Continue the news article below about the B.C. fishing charter that sank in the Strait of Georgia, picking up after its last sentence.
** Reading passage follows **
TUESDAY 30 JUNE 2026
Angler Fishing29 June 20262 min readBy Fishing Network· AI-assisted

No Life Jackets: B.C. Charter Sinking Leaves Six Presumed Lost

A fishing charter carrying 10 sank off Richmond, B.C., with no life jackets aboard. Six are presumed dead as the RCMP shifts from rescue to recovery in the Strait of Georgia.

No Life Jackets: B.C. Charter Sinking Leaves Six Presumed Lost

Key Takeaways

  • 1.Prime Minister Mark Carney acknowledged the responders: "Thank you to the first responders and everyone who have taken part in the search and rescue operation." Charter fishing is part of the rhythm of a B.C.
  • 2.Clarke stressed that flotation buys crucial time, noting survivors "can survive five to 10 hours if they are wearing a flotation device." In the cold water of the strait, going without one slashes those odds.
  • 3."From our end of things, it's a tragic event.

Six people are presumed dead after a fishing charter sank in the Strait of Georgia off British Columbia, in a tragedy authorities say was compounded by the absence of life jackets on board.

Ten people were aboard the vessel when it went under around midday Sunday off Richmond, near Tsawwassen. The alarm was raised by a nearby sailing boat that saw people struggling in the water and sent out a mayday. Rescuers reached four survivors. The other six, four men and two women, were never found.

On Monday the Royal Canadian Mounted Police confirmed the mission had become a recovery rather than a rescue.

"This now looks more like a recovery than a search just because the timeline," said Stephen Adam of the Royal Canadian Marine Search and Rescue, who added that the vessel "sank relatively fast and we don't know what happened to it."
** End of Reading passage **
** Supplied records follows **
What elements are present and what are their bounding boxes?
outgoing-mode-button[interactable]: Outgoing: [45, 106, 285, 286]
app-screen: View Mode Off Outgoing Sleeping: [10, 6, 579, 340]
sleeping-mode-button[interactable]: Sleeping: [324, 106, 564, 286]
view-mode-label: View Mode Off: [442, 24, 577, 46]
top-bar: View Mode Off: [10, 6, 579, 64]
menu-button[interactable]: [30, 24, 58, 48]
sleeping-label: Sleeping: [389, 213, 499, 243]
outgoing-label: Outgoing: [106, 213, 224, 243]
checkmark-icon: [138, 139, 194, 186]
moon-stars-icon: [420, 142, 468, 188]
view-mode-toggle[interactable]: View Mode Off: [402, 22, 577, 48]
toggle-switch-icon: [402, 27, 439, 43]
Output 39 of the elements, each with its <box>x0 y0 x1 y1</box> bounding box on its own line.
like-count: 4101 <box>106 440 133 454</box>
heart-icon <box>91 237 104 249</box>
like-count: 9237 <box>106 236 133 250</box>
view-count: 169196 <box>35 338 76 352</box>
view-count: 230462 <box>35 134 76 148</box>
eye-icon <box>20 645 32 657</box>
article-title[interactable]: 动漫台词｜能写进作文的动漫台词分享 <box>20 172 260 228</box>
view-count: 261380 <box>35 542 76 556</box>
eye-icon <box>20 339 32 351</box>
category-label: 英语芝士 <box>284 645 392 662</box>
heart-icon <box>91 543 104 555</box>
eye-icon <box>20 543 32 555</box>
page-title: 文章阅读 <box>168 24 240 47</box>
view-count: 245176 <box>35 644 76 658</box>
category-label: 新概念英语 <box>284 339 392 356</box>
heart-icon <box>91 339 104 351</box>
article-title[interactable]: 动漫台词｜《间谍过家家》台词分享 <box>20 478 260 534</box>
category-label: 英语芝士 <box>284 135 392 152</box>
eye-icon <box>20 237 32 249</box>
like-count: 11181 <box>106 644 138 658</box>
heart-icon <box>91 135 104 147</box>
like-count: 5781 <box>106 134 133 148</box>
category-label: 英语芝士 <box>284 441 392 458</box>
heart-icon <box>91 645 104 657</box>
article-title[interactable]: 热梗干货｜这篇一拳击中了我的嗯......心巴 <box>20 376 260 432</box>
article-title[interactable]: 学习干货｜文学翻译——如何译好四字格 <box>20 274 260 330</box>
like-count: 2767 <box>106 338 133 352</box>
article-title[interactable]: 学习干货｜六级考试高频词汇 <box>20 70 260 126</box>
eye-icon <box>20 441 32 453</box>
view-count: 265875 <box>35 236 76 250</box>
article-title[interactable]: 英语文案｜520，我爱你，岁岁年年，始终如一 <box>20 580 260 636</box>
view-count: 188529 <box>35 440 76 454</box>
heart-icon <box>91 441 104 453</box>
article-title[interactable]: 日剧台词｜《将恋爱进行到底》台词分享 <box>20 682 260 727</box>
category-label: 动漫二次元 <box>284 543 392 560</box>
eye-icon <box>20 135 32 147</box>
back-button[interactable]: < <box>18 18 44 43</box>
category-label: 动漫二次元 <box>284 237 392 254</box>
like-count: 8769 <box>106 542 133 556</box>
** End of Supplied records **
▶ _Task output_:
Of the four pulled from the sea, a 33-year-old man and a 28-year-old woman remained in critical condition, while a 26-year-old man and a 33-year-old woman were released from hospital. The response was vast, pulling together the RCMP, the Royal Canadian Air Force, the Canadian Coast Guard, marine search-and-rescue teams and BC Ferries before being called off at 9:45 p.m. Sunday.

Major Gregory Clarke of the Joint Rescue Coordination Centre said crews had done everything possible. "From our end of things, it's a tragic event. We are confident that we covered the area very thoroughly," he said. "We don't take it lightly, but basically, through all of the avenues, we exhausted all possibilities."

The hardest detail for many anglers will be this: not one person on the boat wore a life jacket. Clarke stressed that flotation buys crucial time, noting survivors "can survive five to 10 hours if they are wearing a flotation device." In the cold water of the strait, going without one slashes those odds.

It is a lesson the coastal fishing community knows but does not always heed. British Columbia's inshore water stays cold even in summer, and cold-water immersion can sap a swimmer's strength within minutes, well before help can arrive across a wide search area.

The recovery effort continues. "The RCMP Underwater Recovery Team has been engaged and will attend the area in the coming days," the force said, with divers and sonar set to locate the wreck on the seabed. What caused the boat to sink is still unknown and under investigation.

Prime Minister Mark Carney acknowledged the responders: "Thank you to the first responders and everyone who have taken part in the search and rescue operation."